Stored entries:
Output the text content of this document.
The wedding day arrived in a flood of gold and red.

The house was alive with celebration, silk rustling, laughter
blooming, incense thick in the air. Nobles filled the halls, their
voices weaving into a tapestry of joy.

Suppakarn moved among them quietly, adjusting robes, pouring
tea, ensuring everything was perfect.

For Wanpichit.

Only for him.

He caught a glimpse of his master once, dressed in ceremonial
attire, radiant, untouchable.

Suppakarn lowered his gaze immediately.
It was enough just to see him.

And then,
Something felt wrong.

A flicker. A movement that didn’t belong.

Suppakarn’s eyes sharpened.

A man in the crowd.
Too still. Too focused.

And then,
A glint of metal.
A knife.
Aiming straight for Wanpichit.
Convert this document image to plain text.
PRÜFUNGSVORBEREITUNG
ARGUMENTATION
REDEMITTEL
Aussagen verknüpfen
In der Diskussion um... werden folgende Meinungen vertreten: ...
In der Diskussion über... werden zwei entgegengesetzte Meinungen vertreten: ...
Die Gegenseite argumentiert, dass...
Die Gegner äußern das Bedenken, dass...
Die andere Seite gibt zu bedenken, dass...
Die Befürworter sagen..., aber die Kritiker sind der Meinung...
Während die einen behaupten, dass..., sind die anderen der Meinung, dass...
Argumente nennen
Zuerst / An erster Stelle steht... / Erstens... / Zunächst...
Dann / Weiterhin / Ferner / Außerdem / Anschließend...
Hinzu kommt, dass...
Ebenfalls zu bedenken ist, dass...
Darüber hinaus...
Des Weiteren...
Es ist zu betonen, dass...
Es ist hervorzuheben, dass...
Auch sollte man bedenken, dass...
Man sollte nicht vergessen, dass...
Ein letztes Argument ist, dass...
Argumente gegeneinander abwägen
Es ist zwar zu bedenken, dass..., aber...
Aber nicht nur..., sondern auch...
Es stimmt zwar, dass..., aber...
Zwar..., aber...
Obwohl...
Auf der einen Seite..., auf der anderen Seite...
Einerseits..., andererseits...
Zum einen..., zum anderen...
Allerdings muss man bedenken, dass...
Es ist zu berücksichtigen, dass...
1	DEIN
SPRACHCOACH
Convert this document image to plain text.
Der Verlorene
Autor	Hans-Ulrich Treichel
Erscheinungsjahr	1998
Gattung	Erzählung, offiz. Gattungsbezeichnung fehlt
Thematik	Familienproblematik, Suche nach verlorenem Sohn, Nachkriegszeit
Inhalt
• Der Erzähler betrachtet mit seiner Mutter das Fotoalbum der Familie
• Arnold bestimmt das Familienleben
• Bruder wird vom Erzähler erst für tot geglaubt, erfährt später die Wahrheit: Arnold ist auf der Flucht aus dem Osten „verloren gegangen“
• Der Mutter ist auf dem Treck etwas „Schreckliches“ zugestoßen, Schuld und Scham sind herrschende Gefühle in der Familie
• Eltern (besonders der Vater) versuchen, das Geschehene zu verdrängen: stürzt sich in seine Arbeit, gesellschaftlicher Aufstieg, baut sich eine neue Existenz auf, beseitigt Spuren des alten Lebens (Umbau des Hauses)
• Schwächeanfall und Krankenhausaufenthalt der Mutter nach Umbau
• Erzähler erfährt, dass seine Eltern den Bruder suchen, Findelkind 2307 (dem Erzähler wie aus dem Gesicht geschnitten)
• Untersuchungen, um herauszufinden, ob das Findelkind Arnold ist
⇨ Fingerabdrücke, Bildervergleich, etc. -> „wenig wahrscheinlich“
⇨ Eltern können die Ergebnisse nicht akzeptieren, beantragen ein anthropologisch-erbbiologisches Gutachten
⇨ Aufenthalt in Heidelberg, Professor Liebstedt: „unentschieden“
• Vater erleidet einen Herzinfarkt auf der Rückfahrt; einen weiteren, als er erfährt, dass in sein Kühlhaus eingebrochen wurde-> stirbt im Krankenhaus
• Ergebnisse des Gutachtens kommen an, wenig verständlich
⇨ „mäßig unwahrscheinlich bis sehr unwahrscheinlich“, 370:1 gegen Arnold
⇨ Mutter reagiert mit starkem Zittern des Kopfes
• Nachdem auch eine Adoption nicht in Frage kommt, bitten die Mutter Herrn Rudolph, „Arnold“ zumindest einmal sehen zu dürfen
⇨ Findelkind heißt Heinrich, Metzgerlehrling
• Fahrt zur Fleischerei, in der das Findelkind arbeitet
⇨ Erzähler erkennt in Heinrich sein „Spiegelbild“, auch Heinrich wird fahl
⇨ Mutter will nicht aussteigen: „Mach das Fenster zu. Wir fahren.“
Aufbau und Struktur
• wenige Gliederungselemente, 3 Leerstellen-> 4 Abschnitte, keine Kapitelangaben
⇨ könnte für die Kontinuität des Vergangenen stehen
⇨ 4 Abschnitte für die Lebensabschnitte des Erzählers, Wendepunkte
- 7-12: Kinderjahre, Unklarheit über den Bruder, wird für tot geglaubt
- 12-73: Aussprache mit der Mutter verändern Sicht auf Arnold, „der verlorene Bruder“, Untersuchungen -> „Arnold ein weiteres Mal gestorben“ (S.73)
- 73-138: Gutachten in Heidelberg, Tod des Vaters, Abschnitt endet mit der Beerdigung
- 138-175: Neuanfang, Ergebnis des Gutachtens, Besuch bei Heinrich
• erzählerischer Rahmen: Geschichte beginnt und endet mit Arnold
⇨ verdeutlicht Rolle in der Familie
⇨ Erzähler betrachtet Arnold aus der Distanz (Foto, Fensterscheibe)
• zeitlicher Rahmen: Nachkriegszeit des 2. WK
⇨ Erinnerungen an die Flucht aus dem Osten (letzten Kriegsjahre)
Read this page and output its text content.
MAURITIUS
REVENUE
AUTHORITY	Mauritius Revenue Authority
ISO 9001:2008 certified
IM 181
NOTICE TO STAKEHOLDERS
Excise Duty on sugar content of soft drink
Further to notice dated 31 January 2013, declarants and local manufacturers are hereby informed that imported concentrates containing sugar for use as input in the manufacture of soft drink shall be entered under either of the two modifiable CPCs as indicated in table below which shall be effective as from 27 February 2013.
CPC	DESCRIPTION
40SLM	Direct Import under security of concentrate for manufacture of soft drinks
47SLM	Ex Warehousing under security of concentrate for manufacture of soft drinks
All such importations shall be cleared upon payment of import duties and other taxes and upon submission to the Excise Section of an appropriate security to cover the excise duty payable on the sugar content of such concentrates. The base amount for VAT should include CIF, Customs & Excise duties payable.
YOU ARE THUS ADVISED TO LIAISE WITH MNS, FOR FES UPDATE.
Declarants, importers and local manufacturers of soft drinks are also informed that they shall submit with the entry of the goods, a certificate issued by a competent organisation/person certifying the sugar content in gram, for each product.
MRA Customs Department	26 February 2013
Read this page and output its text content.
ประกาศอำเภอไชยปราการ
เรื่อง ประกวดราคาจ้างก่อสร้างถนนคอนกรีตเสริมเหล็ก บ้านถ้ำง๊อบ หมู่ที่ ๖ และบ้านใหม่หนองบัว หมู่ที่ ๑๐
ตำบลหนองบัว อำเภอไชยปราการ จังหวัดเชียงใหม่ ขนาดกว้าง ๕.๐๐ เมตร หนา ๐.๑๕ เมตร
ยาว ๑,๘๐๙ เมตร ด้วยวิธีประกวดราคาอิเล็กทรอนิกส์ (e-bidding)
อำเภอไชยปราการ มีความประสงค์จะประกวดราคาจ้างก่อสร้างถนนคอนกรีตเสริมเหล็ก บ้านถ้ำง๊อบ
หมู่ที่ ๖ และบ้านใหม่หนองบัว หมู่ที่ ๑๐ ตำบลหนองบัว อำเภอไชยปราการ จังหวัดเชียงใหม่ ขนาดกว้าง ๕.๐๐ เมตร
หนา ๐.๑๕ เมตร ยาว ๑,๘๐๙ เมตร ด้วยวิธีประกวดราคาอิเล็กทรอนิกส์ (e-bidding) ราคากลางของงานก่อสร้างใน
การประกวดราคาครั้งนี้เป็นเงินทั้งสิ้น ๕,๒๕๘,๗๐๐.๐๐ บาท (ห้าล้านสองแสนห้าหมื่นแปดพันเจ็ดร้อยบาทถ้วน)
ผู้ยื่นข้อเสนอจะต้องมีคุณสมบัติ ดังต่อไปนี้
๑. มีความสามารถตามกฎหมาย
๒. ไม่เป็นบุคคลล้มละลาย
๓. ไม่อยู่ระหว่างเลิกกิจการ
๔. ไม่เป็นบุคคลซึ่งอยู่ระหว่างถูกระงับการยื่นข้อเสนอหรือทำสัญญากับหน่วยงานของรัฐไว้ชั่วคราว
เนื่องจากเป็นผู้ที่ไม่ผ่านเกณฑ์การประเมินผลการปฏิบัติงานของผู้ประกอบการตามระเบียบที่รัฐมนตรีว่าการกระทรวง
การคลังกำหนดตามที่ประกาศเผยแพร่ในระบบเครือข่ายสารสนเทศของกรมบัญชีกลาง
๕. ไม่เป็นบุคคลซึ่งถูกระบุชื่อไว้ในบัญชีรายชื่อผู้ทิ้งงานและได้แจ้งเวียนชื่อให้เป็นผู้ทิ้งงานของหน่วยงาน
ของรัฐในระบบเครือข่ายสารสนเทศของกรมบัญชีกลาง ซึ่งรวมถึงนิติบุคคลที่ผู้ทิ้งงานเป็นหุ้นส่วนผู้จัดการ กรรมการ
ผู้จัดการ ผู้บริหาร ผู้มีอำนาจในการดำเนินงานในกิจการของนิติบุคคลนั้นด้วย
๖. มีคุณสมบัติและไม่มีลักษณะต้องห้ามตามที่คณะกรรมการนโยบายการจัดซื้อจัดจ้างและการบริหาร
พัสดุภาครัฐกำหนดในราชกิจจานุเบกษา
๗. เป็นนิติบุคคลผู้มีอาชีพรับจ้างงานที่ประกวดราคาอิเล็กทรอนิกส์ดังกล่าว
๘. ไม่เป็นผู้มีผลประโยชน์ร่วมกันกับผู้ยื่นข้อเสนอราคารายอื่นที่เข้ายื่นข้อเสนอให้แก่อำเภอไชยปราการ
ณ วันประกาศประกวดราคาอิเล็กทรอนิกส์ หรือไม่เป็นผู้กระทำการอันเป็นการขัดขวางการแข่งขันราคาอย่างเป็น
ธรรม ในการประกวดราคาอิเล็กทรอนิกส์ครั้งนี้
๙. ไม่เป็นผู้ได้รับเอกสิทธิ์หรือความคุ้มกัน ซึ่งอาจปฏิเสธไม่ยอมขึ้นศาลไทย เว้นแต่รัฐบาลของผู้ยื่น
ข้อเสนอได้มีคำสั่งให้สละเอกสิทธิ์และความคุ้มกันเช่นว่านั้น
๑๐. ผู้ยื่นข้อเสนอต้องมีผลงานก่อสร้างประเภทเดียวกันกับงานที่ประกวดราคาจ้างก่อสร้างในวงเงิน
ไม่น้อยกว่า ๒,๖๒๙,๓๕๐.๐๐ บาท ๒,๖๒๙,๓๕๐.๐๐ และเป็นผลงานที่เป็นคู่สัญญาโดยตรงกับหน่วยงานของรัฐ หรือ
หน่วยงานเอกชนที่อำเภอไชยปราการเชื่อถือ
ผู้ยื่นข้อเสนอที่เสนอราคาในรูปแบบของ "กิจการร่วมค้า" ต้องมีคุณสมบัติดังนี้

(Direction)
How many lines in the records hold the string "Eltern"? Reply with the number alone.

(Correct result)
3